Material to process –
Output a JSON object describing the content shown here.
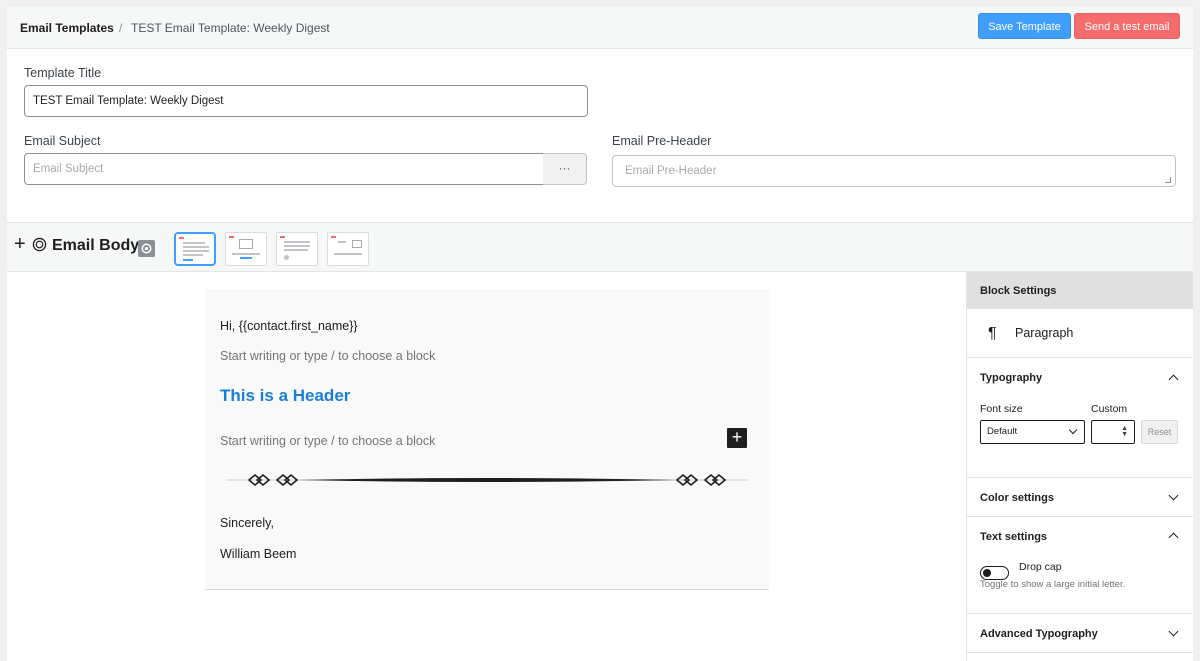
{
  "header": {
    "breadcrumb_root": "Email Templates",
    "separator": "/",
    "current_template": "TEST Email Template: Weekly Digest",
    "save_label": "Save Template",
    "test_label": "Send a test email"
  },
  "form": {
    "title_label": "Template Title",
    "title_value": "TEST Email Template: Weekly Digest",
    "subject_label": "Email Subject",
    "subject_placeholder": "Email Subject",
    "subject_more": "···",
    "preheader_label": "Email Pre-Header",
    "preheader_placeholder": "Email Pre-Header"
  },
  "toolbar": {
    "add_icon": "+",
    "title": "Email Body"
  },
  "email": {
    "greeting": "Hi, {{contact.first_name}}",
    "placeholder_1": "Start writing or type / to choose a block",
    "heading": "This is a Header",
    "placeholder_2": "Start writing or type / to choose a block",
    "add_block": "+",
    "closing": "Sincerely,",
    "signature": "William Beem"
  },
  "sidebar": {
    "title": "Block Settings",
    "block_icon": "¶",
    "block_name": "Paragraph",
    "typography": "Typography",
    "font_size_label": "Font size",
    "custom_label": "Custom",
    "font_size_value": "Default",
    "reset_label": "Reset",
    "color_settings": "Color settings",
    "text_settings": "Text settings",
    "drop_cap_label": "Drop cap",
    "drop_cap_help": "Toggle to show a large initial letter.",
    "advanced_typography": "Advanced Typography"
  },
  "colors": {
    "primary": "#409eff",
    "danger": "#f56c6c",
    "heading": "#1a7fd6"
  }
}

What the exercise asks –
Which lines of the data above contain "writing"? Copy each one.

Exercise response –
    "placeholder_1": "Start writing or type / to choose a block",
    "placeholder_2": "Start writing or type / to choose a block",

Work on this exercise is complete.